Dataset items
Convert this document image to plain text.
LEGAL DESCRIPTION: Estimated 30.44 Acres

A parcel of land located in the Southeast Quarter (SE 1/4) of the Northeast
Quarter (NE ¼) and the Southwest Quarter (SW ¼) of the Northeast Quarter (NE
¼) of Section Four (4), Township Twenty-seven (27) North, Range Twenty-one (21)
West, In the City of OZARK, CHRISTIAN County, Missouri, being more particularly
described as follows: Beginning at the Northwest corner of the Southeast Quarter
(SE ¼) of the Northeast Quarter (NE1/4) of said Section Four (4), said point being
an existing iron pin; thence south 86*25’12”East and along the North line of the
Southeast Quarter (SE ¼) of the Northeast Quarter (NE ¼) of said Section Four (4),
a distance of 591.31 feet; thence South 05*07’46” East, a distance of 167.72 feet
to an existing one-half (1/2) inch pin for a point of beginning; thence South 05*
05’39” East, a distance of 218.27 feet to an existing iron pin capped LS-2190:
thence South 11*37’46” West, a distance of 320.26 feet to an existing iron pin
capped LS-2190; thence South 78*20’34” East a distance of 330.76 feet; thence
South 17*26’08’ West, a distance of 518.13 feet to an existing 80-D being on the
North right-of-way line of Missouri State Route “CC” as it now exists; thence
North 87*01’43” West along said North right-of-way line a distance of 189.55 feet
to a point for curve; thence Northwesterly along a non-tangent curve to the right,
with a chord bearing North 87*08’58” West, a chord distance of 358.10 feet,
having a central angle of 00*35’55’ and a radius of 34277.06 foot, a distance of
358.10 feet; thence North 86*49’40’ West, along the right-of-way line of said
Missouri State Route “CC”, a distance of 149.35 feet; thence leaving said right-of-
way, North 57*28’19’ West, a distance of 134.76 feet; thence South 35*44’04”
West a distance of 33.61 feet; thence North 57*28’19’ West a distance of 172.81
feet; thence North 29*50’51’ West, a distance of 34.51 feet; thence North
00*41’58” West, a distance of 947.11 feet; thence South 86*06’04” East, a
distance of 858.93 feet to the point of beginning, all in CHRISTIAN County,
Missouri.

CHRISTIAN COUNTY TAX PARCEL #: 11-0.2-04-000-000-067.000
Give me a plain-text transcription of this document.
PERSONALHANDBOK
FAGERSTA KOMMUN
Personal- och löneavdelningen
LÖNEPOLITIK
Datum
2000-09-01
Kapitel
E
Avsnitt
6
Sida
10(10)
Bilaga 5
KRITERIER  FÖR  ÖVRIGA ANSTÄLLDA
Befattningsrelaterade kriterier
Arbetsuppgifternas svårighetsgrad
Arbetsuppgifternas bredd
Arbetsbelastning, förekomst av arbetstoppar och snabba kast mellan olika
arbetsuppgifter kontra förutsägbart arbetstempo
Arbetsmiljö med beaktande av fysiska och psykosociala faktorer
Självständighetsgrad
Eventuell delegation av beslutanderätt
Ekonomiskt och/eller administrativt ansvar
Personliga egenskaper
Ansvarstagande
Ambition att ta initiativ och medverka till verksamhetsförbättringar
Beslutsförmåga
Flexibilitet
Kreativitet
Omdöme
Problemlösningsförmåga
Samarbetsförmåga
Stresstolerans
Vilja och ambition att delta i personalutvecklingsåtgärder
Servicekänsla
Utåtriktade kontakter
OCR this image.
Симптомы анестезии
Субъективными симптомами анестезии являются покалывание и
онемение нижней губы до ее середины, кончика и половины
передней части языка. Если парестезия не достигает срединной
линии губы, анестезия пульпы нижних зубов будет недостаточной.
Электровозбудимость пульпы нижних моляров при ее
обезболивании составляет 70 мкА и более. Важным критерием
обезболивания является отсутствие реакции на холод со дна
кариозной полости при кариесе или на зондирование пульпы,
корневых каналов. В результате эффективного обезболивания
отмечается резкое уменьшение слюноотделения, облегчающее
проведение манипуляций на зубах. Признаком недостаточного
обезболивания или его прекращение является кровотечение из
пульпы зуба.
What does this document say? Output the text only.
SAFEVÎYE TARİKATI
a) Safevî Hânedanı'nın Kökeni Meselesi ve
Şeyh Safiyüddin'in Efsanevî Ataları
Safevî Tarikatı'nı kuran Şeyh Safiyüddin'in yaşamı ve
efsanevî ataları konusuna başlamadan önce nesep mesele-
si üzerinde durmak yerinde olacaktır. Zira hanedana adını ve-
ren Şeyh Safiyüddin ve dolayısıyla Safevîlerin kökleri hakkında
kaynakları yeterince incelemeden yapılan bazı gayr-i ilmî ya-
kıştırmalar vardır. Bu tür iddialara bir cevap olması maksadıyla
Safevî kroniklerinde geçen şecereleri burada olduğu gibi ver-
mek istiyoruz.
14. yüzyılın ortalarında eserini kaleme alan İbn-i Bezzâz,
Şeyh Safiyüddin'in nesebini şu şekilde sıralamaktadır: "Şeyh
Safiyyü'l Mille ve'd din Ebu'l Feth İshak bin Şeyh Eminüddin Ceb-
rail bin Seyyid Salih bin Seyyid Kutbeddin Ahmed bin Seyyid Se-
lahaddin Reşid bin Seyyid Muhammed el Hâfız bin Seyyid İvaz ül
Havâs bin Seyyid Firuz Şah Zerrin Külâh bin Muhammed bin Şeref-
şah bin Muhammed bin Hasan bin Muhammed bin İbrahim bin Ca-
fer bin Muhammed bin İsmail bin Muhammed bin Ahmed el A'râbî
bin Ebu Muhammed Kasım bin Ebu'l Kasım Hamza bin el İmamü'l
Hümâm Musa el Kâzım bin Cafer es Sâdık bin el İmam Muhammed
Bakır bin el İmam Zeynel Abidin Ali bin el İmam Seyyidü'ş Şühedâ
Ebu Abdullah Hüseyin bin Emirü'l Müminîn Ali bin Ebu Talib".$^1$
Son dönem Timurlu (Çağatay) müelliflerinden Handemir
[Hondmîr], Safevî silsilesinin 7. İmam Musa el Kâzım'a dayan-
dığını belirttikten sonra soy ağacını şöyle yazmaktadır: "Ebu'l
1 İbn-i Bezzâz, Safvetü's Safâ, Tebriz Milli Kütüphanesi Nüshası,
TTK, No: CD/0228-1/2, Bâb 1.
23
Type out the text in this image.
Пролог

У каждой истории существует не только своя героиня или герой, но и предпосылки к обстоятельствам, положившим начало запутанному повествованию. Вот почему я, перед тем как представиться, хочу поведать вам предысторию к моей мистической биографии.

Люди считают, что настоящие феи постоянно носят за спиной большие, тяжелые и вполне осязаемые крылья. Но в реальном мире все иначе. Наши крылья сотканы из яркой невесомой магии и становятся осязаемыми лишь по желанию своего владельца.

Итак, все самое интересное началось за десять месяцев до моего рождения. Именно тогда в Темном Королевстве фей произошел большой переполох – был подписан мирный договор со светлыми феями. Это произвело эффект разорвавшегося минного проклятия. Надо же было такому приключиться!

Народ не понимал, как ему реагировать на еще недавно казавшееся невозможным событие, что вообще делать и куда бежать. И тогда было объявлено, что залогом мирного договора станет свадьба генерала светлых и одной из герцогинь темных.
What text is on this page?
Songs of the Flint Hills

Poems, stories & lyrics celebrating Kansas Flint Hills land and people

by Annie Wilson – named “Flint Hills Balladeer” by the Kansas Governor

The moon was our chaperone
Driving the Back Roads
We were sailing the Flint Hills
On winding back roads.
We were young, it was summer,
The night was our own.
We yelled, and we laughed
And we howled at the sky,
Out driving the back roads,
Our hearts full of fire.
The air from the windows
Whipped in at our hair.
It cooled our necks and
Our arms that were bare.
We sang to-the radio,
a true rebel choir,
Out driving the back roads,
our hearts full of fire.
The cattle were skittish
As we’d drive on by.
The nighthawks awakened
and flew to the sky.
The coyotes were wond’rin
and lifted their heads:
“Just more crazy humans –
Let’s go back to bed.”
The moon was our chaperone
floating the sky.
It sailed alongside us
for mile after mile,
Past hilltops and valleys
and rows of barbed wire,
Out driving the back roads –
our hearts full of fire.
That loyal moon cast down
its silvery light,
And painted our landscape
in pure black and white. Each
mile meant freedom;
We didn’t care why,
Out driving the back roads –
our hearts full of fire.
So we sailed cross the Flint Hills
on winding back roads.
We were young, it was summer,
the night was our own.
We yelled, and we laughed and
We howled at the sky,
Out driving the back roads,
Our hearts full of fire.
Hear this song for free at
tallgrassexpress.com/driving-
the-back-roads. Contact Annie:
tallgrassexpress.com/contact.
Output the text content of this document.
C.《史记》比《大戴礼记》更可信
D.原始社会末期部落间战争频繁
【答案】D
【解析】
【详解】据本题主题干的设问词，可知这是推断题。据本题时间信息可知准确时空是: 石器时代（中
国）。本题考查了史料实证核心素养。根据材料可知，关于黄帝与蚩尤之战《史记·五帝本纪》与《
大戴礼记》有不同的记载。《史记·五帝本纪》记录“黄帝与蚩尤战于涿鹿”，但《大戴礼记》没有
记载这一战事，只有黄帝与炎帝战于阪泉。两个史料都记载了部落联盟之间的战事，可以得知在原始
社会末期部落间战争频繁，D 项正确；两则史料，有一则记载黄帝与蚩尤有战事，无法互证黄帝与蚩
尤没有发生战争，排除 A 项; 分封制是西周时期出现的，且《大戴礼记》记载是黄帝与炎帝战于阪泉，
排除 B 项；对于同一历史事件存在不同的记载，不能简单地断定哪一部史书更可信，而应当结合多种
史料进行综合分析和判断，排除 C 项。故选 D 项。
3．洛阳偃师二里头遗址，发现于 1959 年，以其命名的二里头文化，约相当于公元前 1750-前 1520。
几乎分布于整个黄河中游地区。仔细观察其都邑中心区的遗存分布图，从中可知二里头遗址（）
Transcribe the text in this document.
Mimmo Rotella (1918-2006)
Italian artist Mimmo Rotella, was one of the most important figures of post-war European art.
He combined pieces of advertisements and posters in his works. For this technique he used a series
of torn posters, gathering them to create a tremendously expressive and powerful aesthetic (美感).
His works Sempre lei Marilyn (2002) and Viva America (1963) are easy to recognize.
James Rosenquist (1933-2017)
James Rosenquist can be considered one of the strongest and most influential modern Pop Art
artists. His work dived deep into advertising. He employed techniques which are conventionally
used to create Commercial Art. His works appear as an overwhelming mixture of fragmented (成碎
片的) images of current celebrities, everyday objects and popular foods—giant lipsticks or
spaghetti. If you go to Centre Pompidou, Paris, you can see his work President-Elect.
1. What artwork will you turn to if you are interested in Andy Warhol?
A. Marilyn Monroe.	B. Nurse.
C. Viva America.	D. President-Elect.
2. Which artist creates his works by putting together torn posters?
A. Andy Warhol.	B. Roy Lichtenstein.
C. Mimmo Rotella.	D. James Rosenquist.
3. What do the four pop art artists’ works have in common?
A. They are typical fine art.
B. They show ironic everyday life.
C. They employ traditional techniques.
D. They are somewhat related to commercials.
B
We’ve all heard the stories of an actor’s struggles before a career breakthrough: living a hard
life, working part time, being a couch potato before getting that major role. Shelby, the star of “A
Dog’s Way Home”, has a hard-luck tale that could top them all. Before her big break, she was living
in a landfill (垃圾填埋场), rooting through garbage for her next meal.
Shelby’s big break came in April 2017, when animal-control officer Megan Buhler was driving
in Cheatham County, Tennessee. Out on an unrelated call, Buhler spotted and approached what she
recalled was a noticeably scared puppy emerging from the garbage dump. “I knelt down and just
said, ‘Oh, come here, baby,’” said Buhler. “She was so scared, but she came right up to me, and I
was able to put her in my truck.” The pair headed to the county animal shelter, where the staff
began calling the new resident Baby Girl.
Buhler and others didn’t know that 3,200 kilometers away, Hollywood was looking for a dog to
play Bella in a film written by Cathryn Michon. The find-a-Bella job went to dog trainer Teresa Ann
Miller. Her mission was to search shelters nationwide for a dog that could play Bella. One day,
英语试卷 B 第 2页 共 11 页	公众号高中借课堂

▶ _WHAT IS REQUIRED_
How many lines of the listing above include the word "大戴礼记"? Reply with the number alone.

▶ _EXPECTED ANSWER_
3